• _Requirement_
Only the number is wanted: tally the lines below that contain the word "label".

##########

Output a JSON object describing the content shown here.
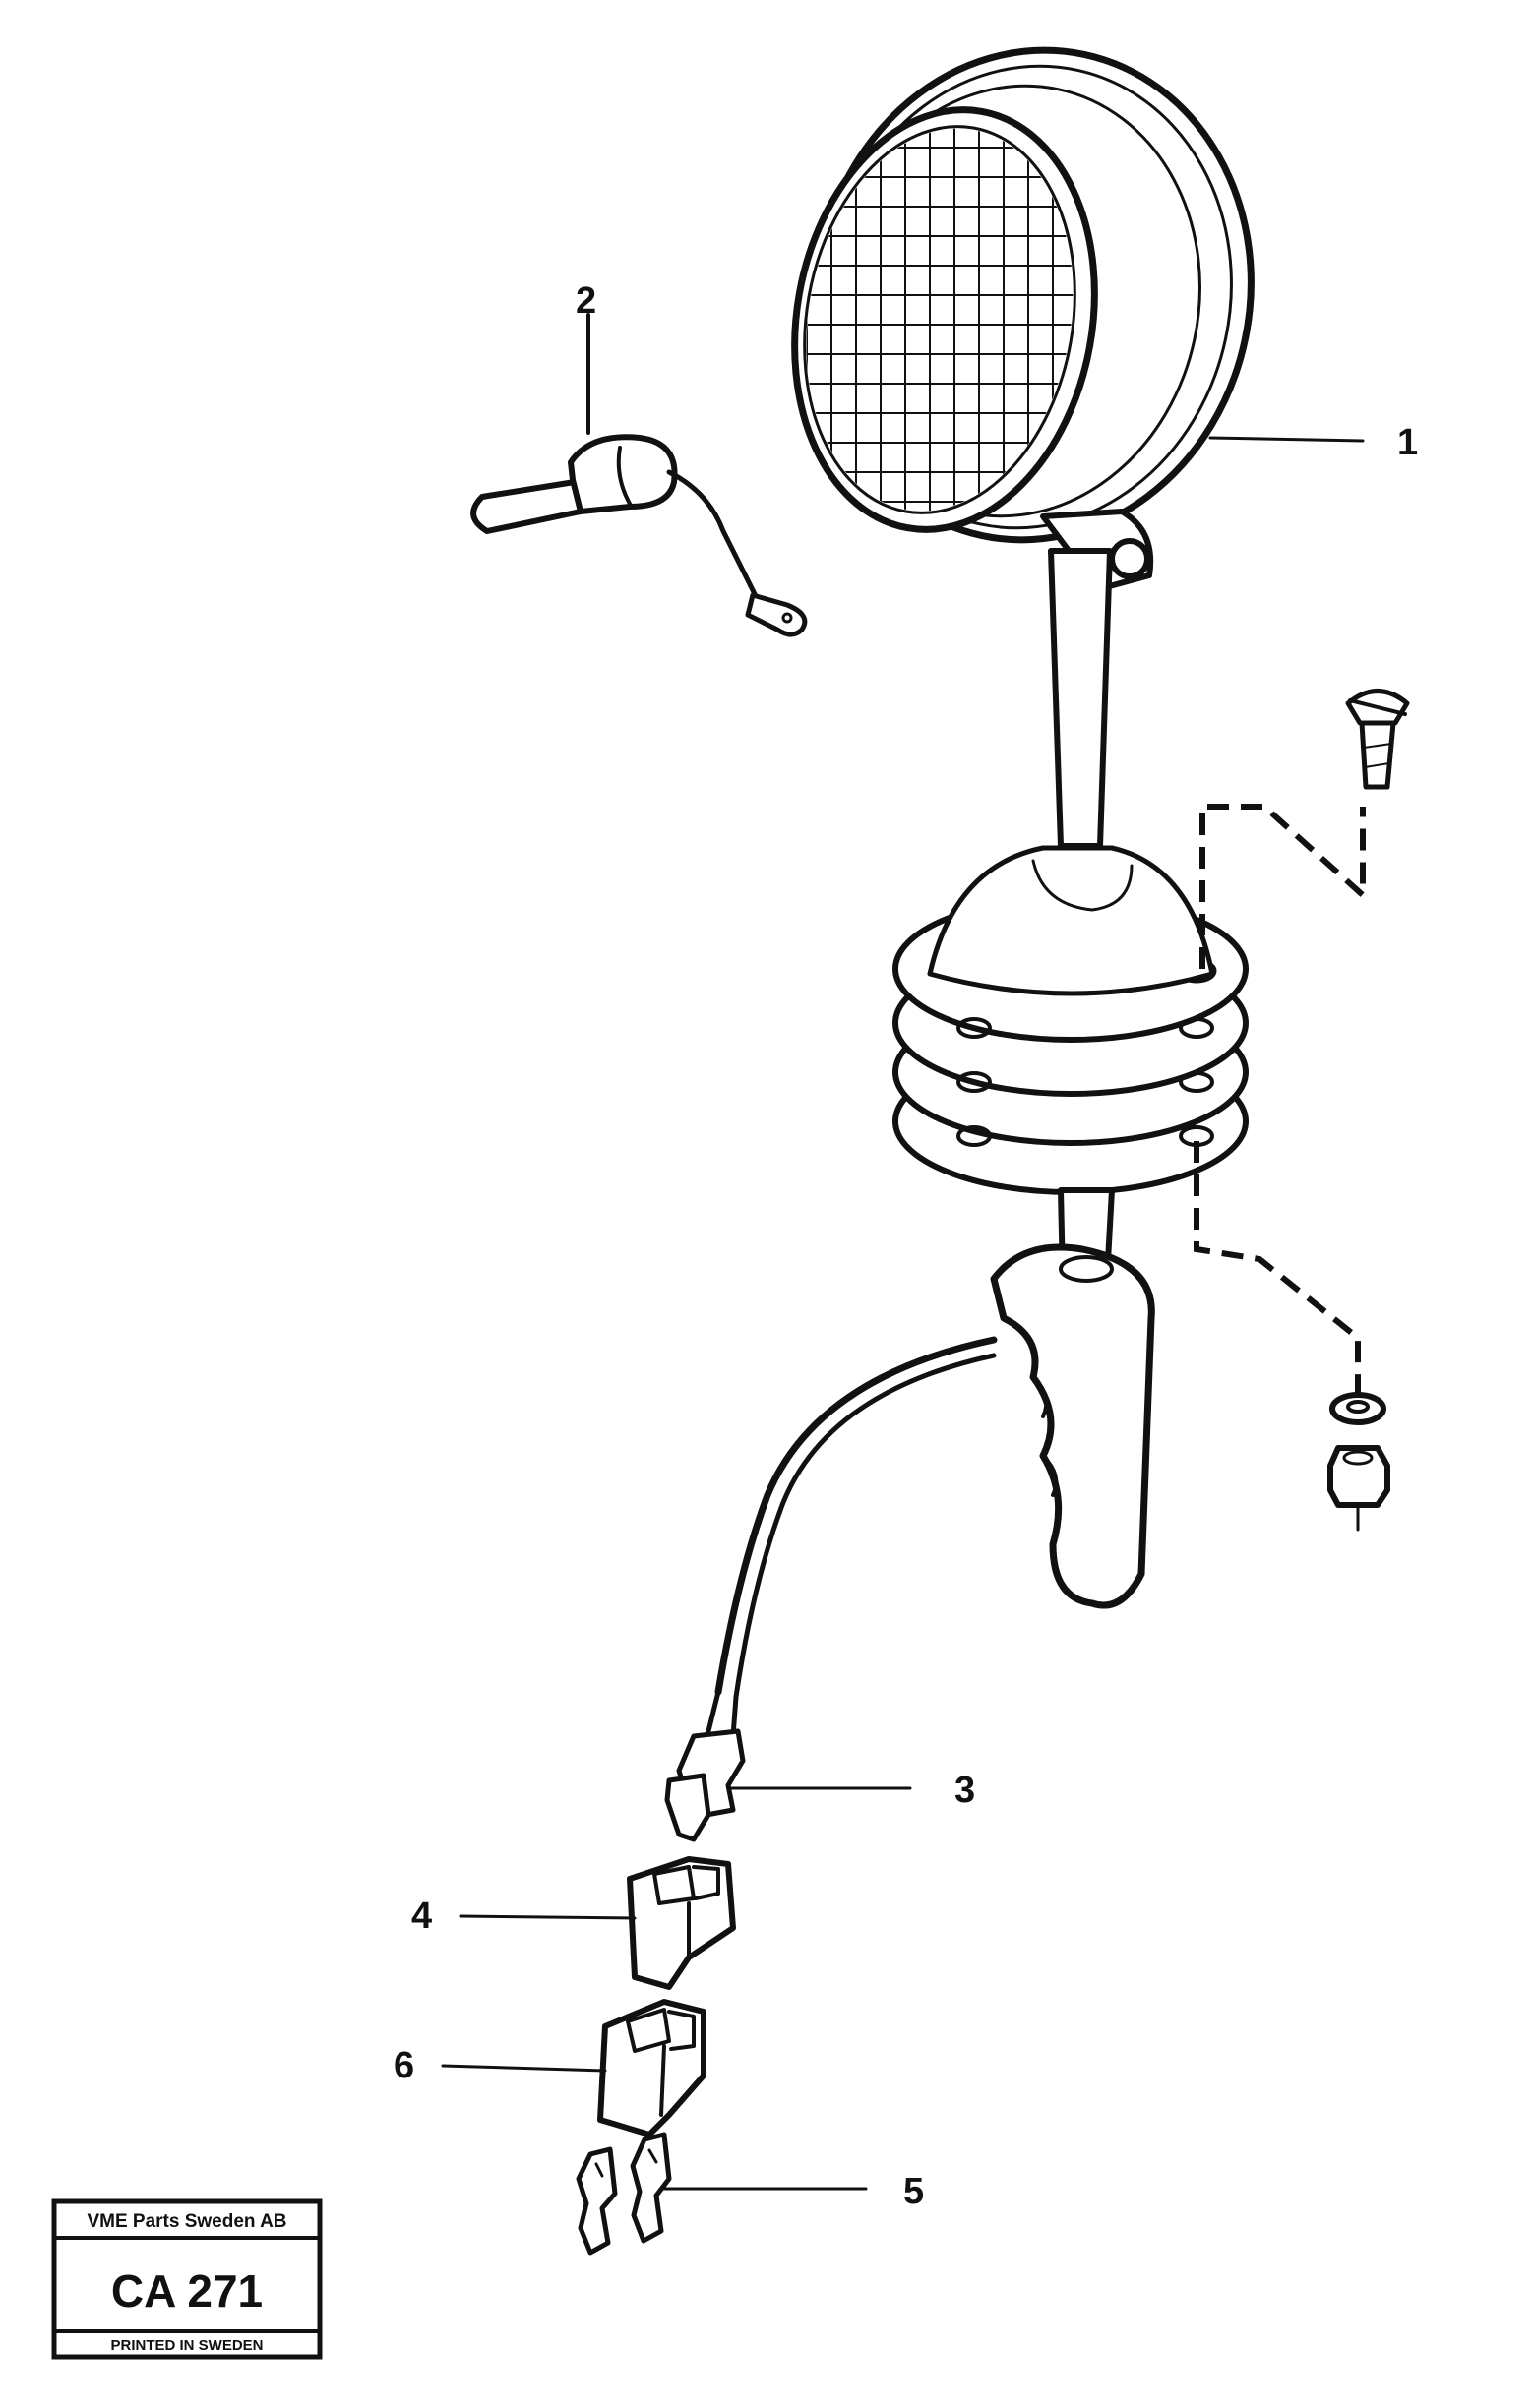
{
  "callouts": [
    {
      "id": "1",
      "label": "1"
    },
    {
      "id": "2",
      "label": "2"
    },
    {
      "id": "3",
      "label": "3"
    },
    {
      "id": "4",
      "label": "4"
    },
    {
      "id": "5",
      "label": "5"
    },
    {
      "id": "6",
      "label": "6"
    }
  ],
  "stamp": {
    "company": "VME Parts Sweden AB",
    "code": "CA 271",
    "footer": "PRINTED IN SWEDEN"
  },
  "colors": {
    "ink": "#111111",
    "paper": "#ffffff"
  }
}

##########

• _Full answer_
6